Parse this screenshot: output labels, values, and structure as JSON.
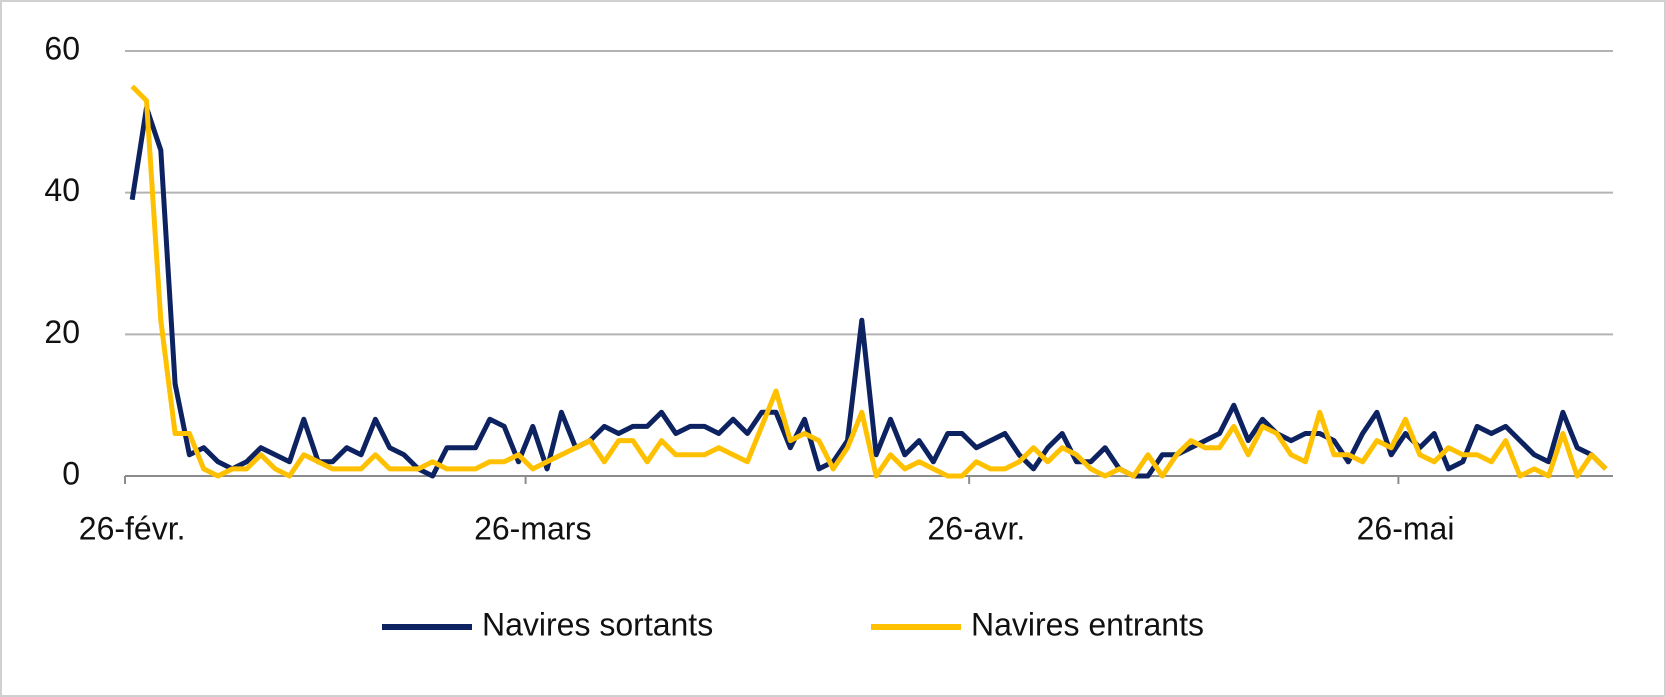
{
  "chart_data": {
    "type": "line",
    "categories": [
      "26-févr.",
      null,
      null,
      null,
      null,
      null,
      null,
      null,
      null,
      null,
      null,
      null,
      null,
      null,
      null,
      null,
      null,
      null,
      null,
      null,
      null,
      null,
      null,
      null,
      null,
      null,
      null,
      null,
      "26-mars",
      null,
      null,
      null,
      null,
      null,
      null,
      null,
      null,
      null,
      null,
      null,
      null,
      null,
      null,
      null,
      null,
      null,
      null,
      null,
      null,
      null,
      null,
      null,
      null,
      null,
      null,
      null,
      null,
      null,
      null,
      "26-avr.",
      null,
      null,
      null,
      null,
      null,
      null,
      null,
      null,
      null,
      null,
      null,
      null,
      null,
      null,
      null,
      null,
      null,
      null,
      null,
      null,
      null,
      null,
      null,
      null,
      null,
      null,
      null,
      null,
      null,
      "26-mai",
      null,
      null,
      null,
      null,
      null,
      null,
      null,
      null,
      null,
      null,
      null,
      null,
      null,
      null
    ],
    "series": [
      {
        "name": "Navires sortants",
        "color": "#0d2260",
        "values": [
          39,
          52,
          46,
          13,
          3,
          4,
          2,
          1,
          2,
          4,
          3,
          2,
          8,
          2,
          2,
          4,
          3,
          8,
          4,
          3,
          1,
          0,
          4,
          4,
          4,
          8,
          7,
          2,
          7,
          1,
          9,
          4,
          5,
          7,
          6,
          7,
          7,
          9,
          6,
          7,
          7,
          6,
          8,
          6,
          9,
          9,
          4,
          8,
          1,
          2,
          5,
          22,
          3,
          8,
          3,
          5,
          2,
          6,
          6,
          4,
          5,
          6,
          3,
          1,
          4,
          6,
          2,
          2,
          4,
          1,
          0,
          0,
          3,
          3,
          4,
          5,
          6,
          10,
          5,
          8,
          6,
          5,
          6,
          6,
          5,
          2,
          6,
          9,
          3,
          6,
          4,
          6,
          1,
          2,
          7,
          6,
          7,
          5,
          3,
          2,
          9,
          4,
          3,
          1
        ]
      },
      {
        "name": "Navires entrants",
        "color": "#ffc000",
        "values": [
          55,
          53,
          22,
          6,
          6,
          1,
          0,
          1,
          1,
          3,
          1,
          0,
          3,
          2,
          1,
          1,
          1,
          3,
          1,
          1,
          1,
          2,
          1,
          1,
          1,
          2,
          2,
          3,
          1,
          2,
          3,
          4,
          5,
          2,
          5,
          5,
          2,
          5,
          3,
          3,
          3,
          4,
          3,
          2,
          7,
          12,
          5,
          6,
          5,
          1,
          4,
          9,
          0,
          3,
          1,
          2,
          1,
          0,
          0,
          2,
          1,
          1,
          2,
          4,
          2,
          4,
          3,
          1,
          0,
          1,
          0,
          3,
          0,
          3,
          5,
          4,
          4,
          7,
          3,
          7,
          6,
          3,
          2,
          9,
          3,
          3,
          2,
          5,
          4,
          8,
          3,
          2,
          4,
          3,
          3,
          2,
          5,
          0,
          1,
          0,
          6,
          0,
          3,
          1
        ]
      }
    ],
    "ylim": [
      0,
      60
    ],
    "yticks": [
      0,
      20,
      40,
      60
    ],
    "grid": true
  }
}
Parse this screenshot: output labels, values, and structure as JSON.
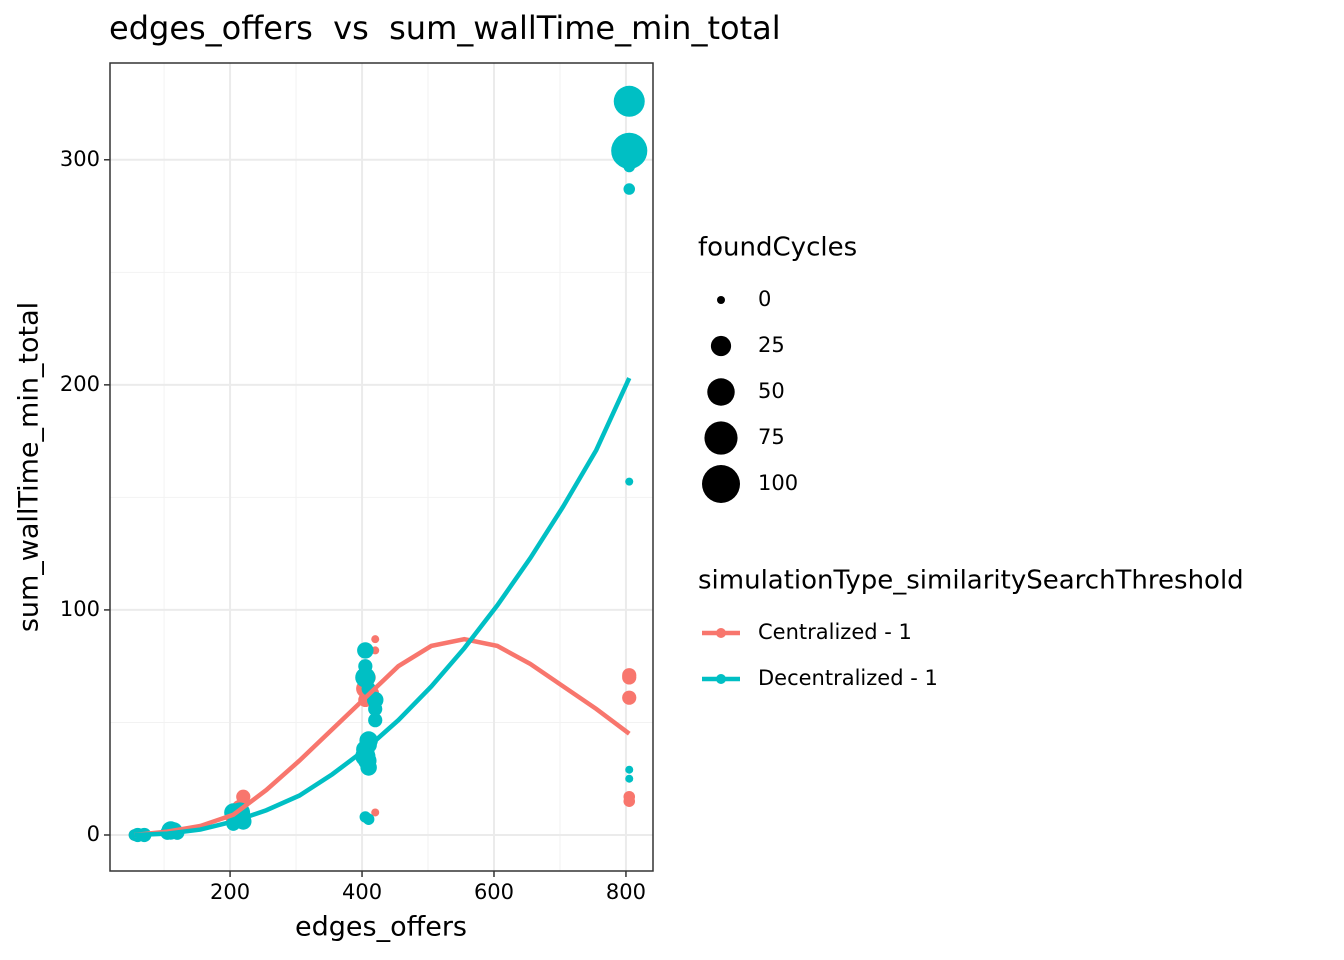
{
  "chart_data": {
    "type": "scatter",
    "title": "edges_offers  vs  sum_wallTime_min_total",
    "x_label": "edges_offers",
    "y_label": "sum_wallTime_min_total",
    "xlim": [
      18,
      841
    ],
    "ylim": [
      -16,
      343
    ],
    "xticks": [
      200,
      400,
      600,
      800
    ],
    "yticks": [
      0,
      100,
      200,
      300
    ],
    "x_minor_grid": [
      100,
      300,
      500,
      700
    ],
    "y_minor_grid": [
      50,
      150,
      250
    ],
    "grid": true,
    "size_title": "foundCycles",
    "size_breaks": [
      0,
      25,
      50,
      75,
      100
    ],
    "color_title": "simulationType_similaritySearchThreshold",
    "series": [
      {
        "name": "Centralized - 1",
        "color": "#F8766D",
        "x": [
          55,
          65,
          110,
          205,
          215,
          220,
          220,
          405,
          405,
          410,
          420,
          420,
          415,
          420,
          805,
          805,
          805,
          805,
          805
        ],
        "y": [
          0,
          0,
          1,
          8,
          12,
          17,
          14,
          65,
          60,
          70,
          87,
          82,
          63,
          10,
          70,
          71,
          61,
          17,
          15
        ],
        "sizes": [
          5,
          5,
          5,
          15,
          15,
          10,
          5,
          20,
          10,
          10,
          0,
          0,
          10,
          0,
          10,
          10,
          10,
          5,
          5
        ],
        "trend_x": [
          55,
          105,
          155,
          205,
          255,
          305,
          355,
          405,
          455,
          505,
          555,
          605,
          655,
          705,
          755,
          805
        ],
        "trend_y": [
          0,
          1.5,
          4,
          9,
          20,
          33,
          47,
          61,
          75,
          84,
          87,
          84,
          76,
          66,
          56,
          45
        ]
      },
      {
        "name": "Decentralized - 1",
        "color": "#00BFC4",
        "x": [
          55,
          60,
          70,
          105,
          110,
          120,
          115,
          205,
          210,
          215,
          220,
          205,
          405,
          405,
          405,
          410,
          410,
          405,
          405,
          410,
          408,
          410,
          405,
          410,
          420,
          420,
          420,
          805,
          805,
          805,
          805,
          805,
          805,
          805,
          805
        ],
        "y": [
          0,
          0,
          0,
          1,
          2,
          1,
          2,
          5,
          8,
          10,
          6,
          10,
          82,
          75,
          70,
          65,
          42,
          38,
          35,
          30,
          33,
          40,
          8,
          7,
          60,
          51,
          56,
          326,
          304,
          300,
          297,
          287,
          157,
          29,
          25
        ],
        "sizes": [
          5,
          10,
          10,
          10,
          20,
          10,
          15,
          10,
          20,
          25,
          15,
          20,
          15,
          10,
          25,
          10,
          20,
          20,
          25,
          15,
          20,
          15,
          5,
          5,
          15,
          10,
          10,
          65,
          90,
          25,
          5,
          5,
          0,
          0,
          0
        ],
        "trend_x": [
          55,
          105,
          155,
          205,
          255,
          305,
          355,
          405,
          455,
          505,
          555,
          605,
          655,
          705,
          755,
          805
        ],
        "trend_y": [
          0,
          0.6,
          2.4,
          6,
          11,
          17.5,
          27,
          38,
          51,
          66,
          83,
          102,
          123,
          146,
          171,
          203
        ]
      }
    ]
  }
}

* [PROBLEM TO WORK ON]
Go through the listing above and write it out again exactly, dropping the pictures.

* [RESULT OF THE EXERCISE]
Parse this screenshot: output labels, values, and structure as JSON.
{
  "chart_data": {
    "type": "line",
    "categories": [
      "26-févr.",
      null,
      null,
      null,
      null,
      null,
      null,
      null,
      null,
      null,
      null,
      null,
      null,
      null,
      null,
      null,
      null,
      null,
      null,
      null,
      null,
      null,
      null,
      null,
      null,
      null,
      null,
      null,
      "26-mars",
      null,
      null,
      null,
      null,
      null,
      null,
      null,
      null,
      null,
      null,
      null,
      null,
      null,
      null,
      null,
      null,
      null,
      null,
      null,
      null,
      null,
      null,
      null,
      null,
      null,
      null,
      null,
      null,
      null,
      null,
      "26-avr.",
      null,
      null,
      null,
      null,
      null,
      null,
      null,
      null,
      null,
      null,
      null,
      null,
      null,
      null,
      null,
      null,
      null,
      null,
      null,
      null,
      null,
      null,
      null,
      null,
      null,
      null,
      null,
      null,
      null,
      "26-mai",
      null,
      null,
      null,
      null,
      null,
      null,
      null,
      null,
      null,
      null,
      null,
      null,
      null,
      null
    ],
    "series": [
      {
        "name": "Navires sortants",
        "color": "#0d2260",
        "values": [
          39,
          52,
          46,
          13,
          3,
          4,
          2,
          1,
          2,
          4,
          3,
          2,
          8,
          2,
          2,
          4,
          3,
          8,
          4,
          3,
          1,
          0,
          4,
          4,
          4,
          8,
          7,
          2,
          7,
          1,
          9,
          4,
          5,
          7,
          6,
          7,
          7,
          9,
          6,
          7,
          7,
          6,
          8,
          6,
          9,
          9,
          4,
          8,
          1,
          2,
          5,
          22,
          3,
          8,
          3,
          5,
          2,
          6,
          6,
          4,
          5,
          6,
          3,
          1,
          4,
          6,
          2,
          2,
          4,
          1,
          0,
          0,
          3,
          3,
          4,
          5,
          6,
          10,
          5,
          8,
          6,
          5,
          6,
          6,
          5,
          2,
          6,
          9,
          3,
          6,
          4,
          6,
          1,
          2,
          7,
          6,
          7,
          5,
          3,
          2,
          9,
          4,
          3,
          1
        ]
      },
      {
        "name": "Navires entrants",
        "color": "#ffc000",
        "values": [
          55,
          53,
          22,
          6,
          6,
          1,
          0,
          1,
          1,
          3,
          1,
          0,
          3,
          2,
          1,
          1,
          1,
          3,
          1,
          1,
          1,
          2,
          1,
          1,
          1,
          2,
          2,
          3,
          1,
          2,
          3,
          4,
          5,
          2,
          5,
          5,
          2,
          5,
          3,
          3,
          3,
          4,
          3,
          2,
          7,
          12,
          5,
          6,
          5,
          1,
          4,
          9,
          0,
          3,
          1,
          2,
          1,
          0,
          0,
          2,
          1,
          1,
          2,
          4,
          2,
          4,
          3,
          1,
          0,
          1,
          0,
          3,
          0,
          3,
          5,
          4,
          4,
          7,
          3,
          7,
          6,
          3,
          2,
          9,
          3,
          3,
          2,
          5,
          4,
          8,
          3,
          2,
          4,
          3,
          3,
          2,
          5,
          0,
          1,
          0,
          6,
          0,
          3,
          1
        ]
      }
    ],
    "ylim": [
      0,
      60
    ],
    "yticks": [
      0,
      20,
      40,
      60
    ],
    "grid": true
  }
}
Parse this screenshot: output labels, values, and structure as JSON.
{
  "chart_data": {
    "type": "scatter",
    "title": "edges_offers  vs  sum_wallTime_min_total",
    "x_label": "edges_offers",
    "y_label": "sum_wallTime_min_total",
    "xlim": [
      18,
      841
    ],
    "ylim": [
      -16,
      343
    ],
    "xticks": [
      200,
      400,
      600,
      800
    ],
    "yticks": [
      0,
      100,
      200,
      300
    ],
    "x_minor_grid": [
      100,
      300,
      500,
      700
    ],
    "y_minor_grid": [
      50,
      150,
      250
    ],
    "grid": true,
    "size_title": "foundCycles",
    "size_breaks": [
      0,
      25,
      50,
      75,
      100
    ],
    "color_title": "simulationType_similaritySearchThreshold",
    "series": [
      {
        "name": "Centralized - 1",
        "color": "#F8766D",
        "x": [
          55,
          65,
          110,
          205,
          215,
          220,
          220,
          405,
          405,
          410,
          420,
          420,
          415,
          420,
          805,
          805,
          805,
          805,
          805
        ],
        "y": [
          0,
          0,
          1,
          8,
          12,
          17,
          14,
          65,
          60,
          70,
          87,
          82,
          63,
          10,
          70,
          71,
          61,
          17,
          15
        ],
        "sizes": [
          5,
          5,
          5,
          15,
          15,
          10,
          5,
          20,
          10,
          10,
          0,
          0,
          10,
          0,
          10,
          10,
          10,
          5,
          5
        ],
        "trend_x": [
          55,
          105,
          155,
          205,
          255,
          305,
          355,
          405,
          455,
          505,
          555,
          605,
          655,
          705,
          755,
          805
        ],
        "trend_y": [
          0,
          1.5,
          4,
          9,
          20,
          33,
          47,
          61,
          75,
          84,
          87,
          84,
          76,
          66,
          56,
          45
        ]
      },
      {
        "name": "Decentralized - 1",
        "color": "#00BFC4",
        "x": [
          55,
          60,
          70,
          105,
          110,
          120,
          115,
          205,
          210,
          215,
          220,
          205,
          405,
          405,
          405,
          410,
          410,
          405,
          405,
          410,
          408,
          410,
          405,
          410,
          420,
          420,
          420,
          805,
          805,
          805,
          805,
          805,
          805,
          805,
          805
        ],
        "y": [
          0,
          0,
          0,
          1,
          2,
          1,
          2,
          5,
          8,
          10,
          6,
          10,
          82,
          75,
          70,
          65,
          42,
          38,
          35,
          30,
          33,
          40,
          8,
          7,
          60,
          51,
          56,
          326,
          304,
          300,
          297,
          287,
          157,
          29,
          25
        ],
        "sizes": [
          5,
          10,
          10,
          10,
          20,
          10,
          15,
          10,
          20,
          25,
          15,
          20,
          15,
          10,
          25,
          10,
          20,
          20,
          25,
          15,
          20,
          15,
          5,
          5,
          15,
          10,
          10,
          65,
          90,
          25,
          5,
          5,
          0,
          0,
          0
        ],
        "trend_x": [
          55,
          105,
          155,
          205,
          255,
          305,
          355,
          405,
          455,
          505,
          555,
          605,
          655,
          705,
          755,
          805
        ],
        "trend_y": [
          0,
          0.6,
          2.4,
          6,
          11,
          17.5,
          27,
          38,
          51,
          66,
          83,
          102,
          123,
          146,
          171,
          203
        ]
      }
    ]
  }
}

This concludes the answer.